Dataset rows ->
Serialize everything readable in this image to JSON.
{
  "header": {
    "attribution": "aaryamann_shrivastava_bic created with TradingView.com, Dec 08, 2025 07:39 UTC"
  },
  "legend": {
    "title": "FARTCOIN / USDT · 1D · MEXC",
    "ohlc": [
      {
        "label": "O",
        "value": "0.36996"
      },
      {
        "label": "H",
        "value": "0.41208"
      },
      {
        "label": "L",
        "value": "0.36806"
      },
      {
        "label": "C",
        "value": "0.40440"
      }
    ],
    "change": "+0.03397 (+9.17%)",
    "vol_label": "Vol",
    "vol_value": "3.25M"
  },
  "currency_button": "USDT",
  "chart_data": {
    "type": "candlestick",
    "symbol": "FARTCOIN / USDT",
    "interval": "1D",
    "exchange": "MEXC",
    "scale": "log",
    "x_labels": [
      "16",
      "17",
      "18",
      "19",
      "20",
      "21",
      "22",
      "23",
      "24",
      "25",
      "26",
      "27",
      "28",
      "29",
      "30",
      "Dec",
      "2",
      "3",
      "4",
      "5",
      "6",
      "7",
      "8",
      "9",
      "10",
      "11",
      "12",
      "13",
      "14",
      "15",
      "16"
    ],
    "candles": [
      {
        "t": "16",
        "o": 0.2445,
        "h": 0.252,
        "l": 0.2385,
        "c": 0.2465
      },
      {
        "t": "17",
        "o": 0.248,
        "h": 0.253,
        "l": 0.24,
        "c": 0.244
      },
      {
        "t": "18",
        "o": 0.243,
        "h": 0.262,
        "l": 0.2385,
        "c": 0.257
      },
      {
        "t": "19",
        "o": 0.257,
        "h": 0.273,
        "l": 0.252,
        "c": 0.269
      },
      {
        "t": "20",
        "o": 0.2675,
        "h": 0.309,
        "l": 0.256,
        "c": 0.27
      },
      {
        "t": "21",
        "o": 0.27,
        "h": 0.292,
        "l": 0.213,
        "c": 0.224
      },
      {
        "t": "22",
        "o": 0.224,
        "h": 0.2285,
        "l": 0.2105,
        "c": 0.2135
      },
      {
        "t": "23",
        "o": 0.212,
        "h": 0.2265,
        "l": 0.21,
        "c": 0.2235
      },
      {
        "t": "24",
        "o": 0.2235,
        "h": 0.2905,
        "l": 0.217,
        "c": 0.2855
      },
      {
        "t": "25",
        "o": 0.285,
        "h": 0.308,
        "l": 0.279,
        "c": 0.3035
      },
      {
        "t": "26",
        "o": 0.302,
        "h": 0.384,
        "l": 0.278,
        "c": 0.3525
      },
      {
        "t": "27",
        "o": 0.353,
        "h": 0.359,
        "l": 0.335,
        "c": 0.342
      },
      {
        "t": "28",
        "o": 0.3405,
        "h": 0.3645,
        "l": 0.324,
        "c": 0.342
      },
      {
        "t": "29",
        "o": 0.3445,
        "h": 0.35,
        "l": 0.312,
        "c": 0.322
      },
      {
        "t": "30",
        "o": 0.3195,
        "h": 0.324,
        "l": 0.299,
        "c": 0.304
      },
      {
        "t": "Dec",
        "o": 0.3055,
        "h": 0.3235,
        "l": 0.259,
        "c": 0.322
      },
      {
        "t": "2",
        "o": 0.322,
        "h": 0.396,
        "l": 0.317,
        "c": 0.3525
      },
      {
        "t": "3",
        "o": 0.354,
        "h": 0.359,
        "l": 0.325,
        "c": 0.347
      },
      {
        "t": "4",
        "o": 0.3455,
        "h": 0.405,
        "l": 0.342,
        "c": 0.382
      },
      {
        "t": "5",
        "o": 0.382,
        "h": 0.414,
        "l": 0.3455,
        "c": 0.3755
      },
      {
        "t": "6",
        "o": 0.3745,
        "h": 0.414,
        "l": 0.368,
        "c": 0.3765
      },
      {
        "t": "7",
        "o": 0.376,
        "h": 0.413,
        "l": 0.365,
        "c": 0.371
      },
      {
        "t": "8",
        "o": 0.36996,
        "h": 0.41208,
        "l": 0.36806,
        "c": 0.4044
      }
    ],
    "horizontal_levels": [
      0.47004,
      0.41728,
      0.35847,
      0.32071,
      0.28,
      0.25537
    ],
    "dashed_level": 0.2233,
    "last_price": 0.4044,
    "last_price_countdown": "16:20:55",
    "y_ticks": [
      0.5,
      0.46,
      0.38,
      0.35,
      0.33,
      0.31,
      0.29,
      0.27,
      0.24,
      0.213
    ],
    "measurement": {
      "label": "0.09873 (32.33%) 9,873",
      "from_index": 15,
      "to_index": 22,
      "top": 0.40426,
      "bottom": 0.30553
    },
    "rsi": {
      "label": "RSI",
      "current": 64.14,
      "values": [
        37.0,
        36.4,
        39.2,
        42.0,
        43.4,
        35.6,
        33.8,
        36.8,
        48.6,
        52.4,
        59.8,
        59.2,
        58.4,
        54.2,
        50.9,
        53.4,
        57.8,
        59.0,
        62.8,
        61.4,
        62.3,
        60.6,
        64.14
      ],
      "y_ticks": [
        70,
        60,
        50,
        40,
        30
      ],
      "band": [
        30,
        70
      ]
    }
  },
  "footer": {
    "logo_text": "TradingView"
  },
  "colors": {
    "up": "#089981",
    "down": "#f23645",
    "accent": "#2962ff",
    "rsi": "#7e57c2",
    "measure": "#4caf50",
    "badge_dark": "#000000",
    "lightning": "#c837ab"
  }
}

Task details -> Retype the records above exactly.

Reply ->
Serialize everything readable in this image to JSON.
{
  "header": {
    "attribution": "aaryamann_shrivastava_bic created with TradingView.com, Dec 08, 2025 07:39 UTC"
  },
  "legend": {
    "title": "FARTCOIN / USDT · 1D · MEXC",
    "ohlc": [
      {
        "label": "O",
        "value": "0.36996"
      },
      {
        "label": "H",
        "value": "0.41208"
      },
      {
        "label": "L",
        "value": "0.36806"
      },
      {
        "label": "C",
        "value": "0.40440"
      }
    ],
    "change": "+0.03397 (+9.17%)",
    "vol_label": "Vol",
    "vol_value": "3.25M"
  },
  "currency_button": "USDT",
  "chart_data": {
    "type": "candlestick",
    "symbol": "FARTCOIN / USDT",
    "interval": "1D",
    "exchange": "MEXC",
    "scale": "log",
    "x_labels": [
      "16",
      "17",
      "18",
      "19",
      "20",
      "21",
      "22",
      "23",
      "24",
      "25",
      "26",
      "27",
      "28",
      "29",
      "30",
      "Dec",
      "2",
      "3",
      "4",
      "5",
      "6",
      "7",
      "8",
      "9",
      "10",
      "11",
      "12",
      "13",
      "14",
      "15",
      "16"
    ],
    "candles": [
      {
        "t": "16",
        "o": 0.2445,
        "h": 0.252,
        "l": 0.2385,
        "c": 0.2465
      },
      {
        "t": "17",
        "o": 0.248,
        "h": 0.253,
        "l": 0.24,
        "c": 0.244
      },
      {
        "t": "18",
        "o": 0.243,
        "h": 0.262,
        "l": 0.2385,
        "c": 0.257
      },
      {
        "t": "19",
        "o": 0.257,
        "h": 0.273,
        "l": 0.252,
        "c": 0.269
      },
      {
        "t": "20",
        "o": 0.2675,
        "h": 0.309,
        "l": 0.256,
        "c": 0.27
      },
      {
        "t": "21",
        "o": 0.27,
        "h": 0.292,
        "l": 0.213,
        "c": 0.224
      },
      {
        "t": "22",
        "o": 0.224,
        "h": 0.2285,
        "l": 0.2105,
        "c": 0.2135
      },
      {
        "t": "23",
        "o": 0.212,
        "h": 0.2265,
        "l": 0.21,
        "c": 0.2235
      },
      {
        "t": "24",
        "o": 0.2235,
        "h": 0.2905,
        "l": 0.217,
        "c": 0.2855
      },
      {
        "t": "25",
        "o": 0.285,
        "h": 0.308,
        "l": 0.279,
        "c": 0.3035
      },
      {
        "t": "26",
        "o": 0.302,
        "h": 0.384,
        "l": 0.278,
        "c": 0.3525
      },
      {
        "t": "27",
        "o": 0.353,
        "h": 0.359,
        "l": 0.335,
        "c": 0.342
      },
      {
        "t": "28",
        "o": 0.3405,
        "h": 0.3645,
        "l": 0.324,
        "c": 0.342
      },
      {
        "t": "29",
        "o": 0.3445,
        "h": 0.35,
        "l": 0.312,
        "c": 0.322
      },
      {
        "t": "30",
        "o": 0.3195,
        "h": 0.324,
        "l": 0.299,
        "c": 0.304
      },
      {
        "t": "Dec",
        "o": 0.3055,
        "h": 0.3235,
        "l": 0.259,
        "c": 0.322
      },
      {
        "t": "2",
        "o": 0.322,
        "h": 0.396,
        "l": 0.317,
        "c": 0.3525
      },
      {
        "t": "3",
        "o": 0.354,
        "h": 0.359,
        "l": 0.325,
        "c": 0.347
      },
      {
        "t": "4",
        "o": 0.3455,
        "h": 0.405,
        "l": 0.342,
        "c": 0.382
      },
      {
        "t": "5",
        "o": 0.382,
        "h": 0.414,
        "l": 0.3455,
        "c": 0.3755
      },
      {
        "t": "6",
        "o": 0.3745,
        "h": 0.414,
        "l": 0.368,
        "c": 0.3765
      },
      {
        "t": "7",
        "o": 0.376,
        "h": 0.413,
        "l": 0.365,
        "c": 0.371
      },
      {
        "t": "8",
        "o": 0.36996,
        "h": 0.41208,
        "l": 0.36806,
        "c": 0.4044
      }
    ],
    "horizontal_levels": [
      0.47004,
      0.41728,
      0.35847,
      0.32071,
      0.28,
      0.25537
    ],
    "dashed_level": 0.2233,
    "last_price": 0.4044,
    "last_price_countdown": "16:20:55",
    "y_ticks": [
      0.5,
      0.46,
      0.38,
      0.35,
      0.33,
      0.31,
      0.29,
      0.27,
      0.24,
      0.213
    ],
    "measurement": {
      "label": "0.09873 (32.33%) 9,873",
      "from_index": 15,
      "to_index": 22,
      "top": 0.40426,
      "bottom": 0.30553
    },
    "rsi": {
      "label": "RSI",
      "current": 64.14,
      "values": [
        37.0,
        36.4,
        39.2,
        42.0,
        43.4,
        35.6,
        33.8,
        36.8,
        48.6,
        52.4,
        59.8,
        59.2,
        58.4,
        54.2,
        50.9,
        53.4,
        57.8,
        59.0,
        62.8,
        61.4,
        62.3,
        60.6,
        64.14
      ],
      "y_ticks": [
        70,
        60,
        50,
        40,
        30
      ],
      "band": [
        30,
        70
      ]
    }
  },
  "footer": {
    "logo_text": "TradingView"
  },
  "colors": {
    "up": "#089981",
    "down": "#f23645",
    "accent": "#2962ff",
    "rsi": "#7e57c2",
    "measure": "#4caf50",
    "badge_dark": "#000000",
    "lightning": "#c837ab"
  }
}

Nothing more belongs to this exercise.